--- start of Records to use ---

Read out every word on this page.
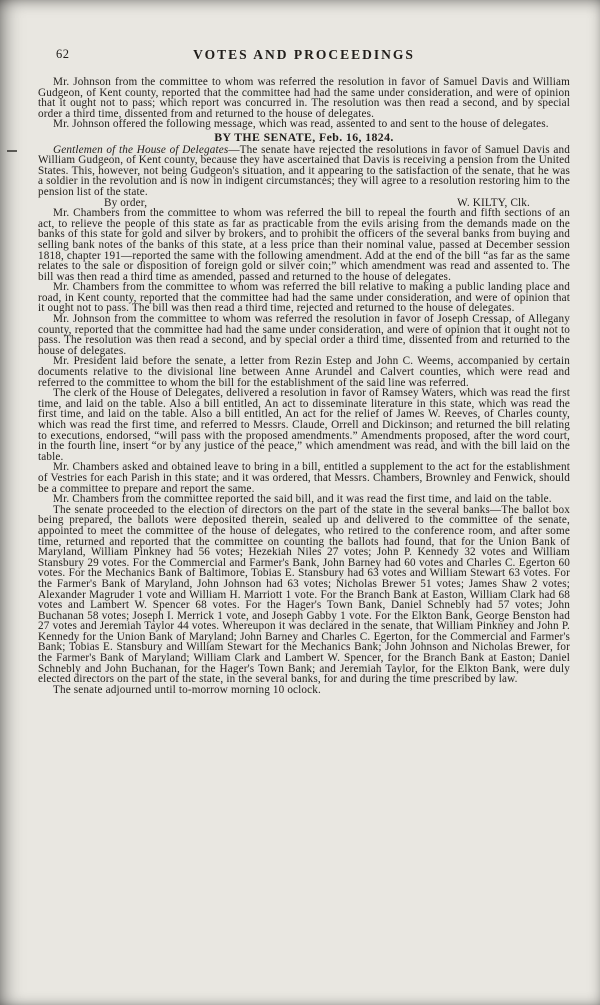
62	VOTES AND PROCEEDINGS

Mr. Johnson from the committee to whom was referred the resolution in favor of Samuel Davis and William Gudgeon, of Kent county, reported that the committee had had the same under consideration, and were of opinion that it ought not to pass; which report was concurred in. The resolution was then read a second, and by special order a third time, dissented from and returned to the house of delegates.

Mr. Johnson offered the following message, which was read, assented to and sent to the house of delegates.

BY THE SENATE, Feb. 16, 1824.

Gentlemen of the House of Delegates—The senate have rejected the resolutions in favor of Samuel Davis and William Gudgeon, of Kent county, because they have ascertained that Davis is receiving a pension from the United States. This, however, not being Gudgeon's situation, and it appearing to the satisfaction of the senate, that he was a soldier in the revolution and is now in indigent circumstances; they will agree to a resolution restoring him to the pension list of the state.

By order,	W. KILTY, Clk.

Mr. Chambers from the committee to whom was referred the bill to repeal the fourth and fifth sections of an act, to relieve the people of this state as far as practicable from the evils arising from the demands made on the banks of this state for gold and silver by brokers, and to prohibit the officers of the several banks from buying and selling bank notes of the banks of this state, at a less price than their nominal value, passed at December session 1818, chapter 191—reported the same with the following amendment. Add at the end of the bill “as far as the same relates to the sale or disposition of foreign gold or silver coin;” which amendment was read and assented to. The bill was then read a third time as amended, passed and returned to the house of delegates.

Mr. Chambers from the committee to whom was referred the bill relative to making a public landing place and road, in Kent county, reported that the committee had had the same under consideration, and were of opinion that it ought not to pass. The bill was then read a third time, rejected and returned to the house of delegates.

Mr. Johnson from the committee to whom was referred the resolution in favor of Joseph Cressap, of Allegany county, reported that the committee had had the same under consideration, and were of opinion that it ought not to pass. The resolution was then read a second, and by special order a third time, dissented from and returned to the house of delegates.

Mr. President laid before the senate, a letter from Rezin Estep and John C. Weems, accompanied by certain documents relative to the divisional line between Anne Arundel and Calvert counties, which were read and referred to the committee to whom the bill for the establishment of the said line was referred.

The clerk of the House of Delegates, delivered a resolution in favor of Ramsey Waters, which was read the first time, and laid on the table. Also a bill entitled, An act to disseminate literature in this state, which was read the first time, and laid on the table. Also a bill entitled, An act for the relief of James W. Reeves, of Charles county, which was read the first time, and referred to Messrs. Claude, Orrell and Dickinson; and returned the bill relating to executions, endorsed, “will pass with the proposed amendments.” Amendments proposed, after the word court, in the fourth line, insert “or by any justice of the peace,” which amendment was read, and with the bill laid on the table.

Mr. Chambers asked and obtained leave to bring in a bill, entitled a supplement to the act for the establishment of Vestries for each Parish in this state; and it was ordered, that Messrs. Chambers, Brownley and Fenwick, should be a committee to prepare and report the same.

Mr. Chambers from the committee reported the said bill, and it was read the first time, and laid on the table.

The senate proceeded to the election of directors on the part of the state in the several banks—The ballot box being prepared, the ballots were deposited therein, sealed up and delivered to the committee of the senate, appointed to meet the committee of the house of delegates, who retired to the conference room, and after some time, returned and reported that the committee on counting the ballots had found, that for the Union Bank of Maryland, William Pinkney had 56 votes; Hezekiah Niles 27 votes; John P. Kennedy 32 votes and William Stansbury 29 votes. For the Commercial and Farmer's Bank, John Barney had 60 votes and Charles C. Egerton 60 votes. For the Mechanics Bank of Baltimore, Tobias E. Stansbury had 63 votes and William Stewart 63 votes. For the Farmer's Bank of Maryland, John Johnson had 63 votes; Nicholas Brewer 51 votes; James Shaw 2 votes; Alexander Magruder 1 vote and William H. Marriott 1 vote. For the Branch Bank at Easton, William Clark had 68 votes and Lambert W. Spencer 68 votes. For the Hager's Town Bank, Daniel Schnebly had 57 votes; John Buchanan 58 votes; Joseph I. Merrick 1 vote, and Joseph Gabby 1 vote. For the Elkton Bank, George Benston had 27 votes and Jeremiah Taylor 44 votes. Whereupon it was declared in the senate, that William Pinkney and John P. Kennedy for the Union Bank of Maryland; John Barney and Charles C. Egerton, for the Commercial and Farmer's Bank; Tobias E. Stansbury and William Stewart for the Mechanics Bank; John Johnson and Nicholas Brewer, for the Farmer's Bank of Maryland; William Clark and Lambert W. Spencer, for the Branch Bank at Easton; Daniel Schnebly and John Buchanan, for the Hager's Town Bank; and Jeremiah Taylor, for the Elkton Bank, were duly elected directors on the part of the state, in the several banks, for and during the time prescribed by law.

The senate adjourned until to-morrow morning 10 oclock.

--- end of Records to use ---
--- start of Records to use ---

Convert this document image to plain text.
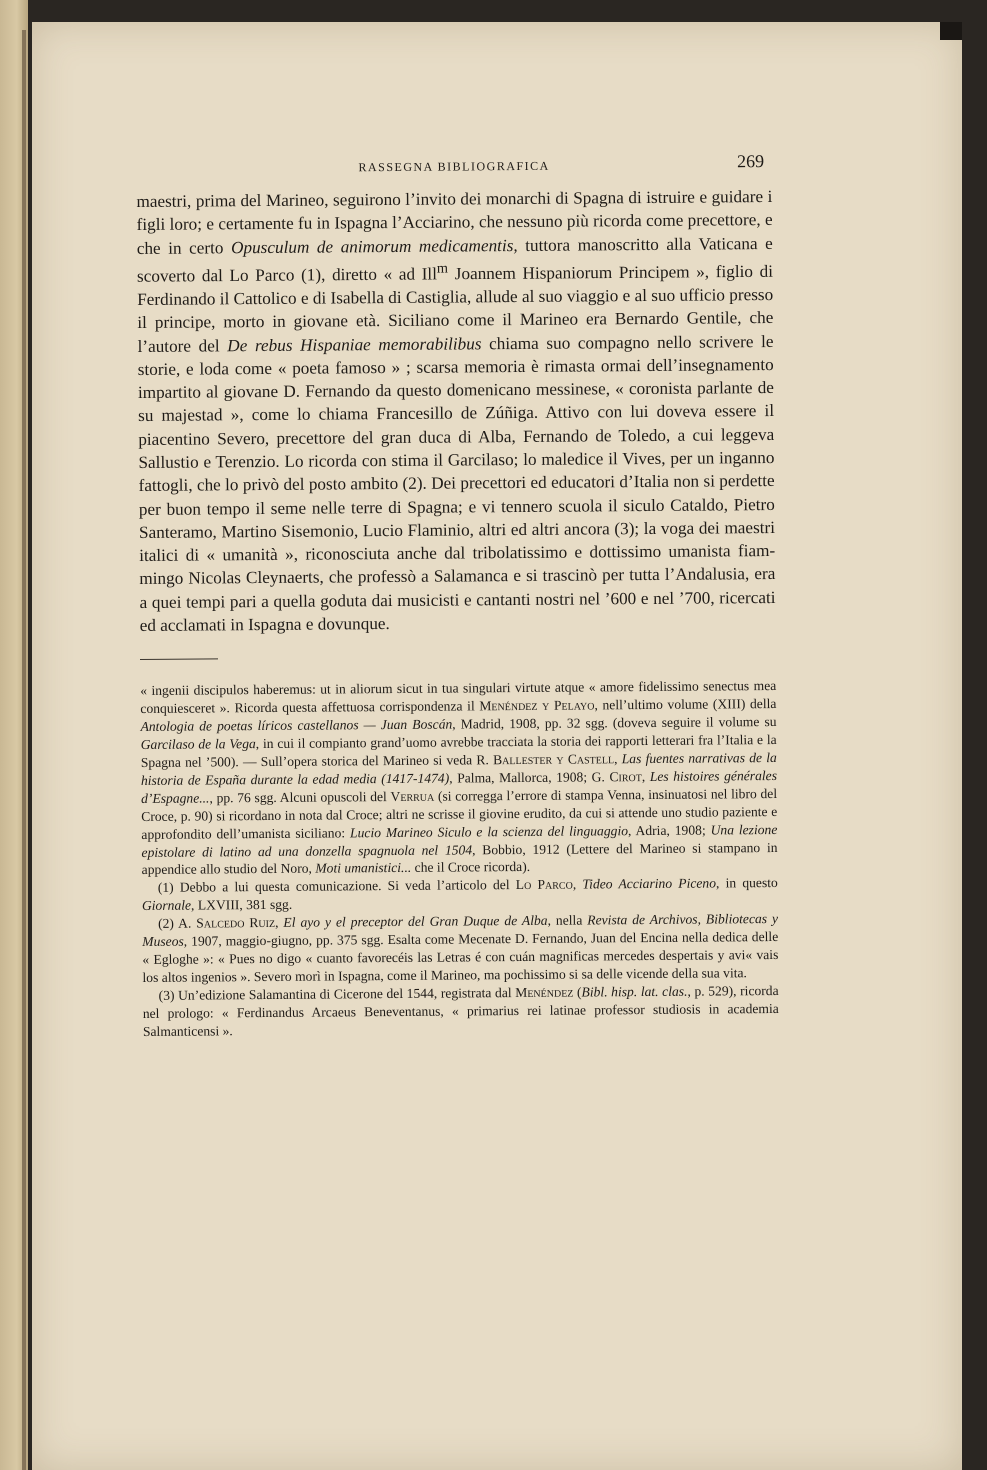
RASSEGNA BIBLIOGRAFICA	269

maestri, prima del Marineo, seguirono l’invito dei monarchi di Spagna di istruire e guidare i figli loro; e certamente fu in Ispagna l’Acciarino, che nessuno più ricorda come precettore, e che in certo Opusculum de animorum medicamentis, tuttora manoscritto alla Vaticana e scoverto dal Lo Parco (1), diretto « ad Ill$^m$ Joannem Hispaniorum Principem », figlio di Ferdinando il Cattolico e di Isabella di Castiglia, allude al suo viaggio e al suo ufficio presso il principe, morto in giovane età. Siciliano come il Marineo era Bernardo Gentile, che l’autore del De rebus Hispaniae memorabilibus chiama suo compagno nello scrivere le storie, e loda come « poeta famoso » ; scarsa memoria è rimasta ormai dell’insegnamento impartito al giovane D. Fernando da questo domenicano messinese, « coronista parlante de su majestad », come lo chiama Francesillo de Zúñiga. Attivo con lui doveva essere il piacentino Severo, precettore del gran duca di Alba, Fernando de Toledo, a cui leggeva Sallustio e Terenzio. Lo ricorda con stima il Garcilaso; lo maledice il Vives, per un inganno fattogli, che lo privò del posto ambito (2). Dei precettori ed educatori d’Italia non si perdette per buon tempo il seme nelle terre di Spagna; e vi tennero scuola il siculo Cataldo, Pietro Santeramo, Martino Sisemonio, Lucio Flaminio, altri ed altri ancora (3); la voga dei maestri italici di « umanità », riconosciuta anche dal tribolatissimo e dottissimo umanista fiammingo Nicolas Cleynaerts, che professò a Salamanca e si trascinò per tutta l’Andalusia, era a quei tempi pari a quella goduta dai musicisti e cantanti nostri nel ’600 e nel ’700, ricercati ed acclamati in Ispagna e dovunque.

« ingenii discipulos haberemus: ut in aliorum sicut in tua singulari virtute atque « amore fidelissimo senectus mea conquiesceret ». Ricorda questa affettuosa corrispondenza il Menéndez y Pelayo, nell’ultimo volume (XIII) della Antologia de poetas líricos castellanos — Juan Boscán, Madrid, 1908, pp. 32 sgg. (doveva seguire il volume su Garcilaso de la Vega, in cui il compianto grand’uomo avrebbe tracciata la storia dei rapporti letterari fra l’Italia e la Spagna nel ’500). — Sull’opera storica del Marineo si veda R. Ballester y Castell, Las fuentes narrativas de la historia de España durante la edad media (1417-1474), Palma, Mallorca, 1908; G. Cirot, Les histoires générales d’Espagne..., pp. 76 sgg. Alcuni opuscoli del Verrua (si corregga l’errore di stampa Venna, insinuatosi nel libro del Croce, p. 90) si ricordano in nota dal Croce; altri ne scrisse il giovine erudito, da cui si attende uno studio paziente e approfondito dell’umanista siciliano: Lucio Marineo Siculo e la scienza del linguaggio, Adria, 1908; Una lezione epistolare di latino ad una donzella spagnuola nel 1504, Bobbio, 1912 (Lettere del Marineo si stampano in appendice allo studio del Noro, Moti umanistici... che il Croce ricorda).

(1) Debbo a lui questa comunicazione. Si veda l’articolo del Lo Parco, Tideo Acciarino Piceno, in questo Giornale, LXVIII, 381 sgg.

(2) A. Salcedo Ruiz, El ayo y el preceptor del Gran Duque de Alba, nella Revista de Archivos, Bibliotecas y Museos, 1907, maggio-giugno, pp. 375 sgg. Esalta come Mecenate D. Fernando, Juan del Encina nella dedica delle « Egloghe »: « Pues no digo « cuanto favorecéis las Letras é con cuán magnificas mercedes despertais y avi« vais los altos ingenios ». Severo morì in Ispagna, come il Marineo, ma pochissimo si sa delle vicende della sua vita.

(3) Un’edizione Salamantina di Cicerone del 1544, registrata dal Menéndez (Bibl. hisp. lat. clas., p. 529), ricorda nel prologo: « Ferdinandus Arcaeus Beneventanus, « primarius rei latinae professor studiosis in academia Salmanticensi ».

--- end of Records to use ---

What you have to do: Search the listing for the string "said". Copy each line where it turns up.

The solution:
Mr. President laid before the senate, a letter from Rezin Estep and John C. Weems, accompanied by certain documents relative to the divisional line between Anne Arundel and Calvert counties, which were read and referred to the committee to whom the bill for the establishment of the said line was referred.
Mr. Chambers from the committee reported the said bill, and it was read the first time, and laid on the table.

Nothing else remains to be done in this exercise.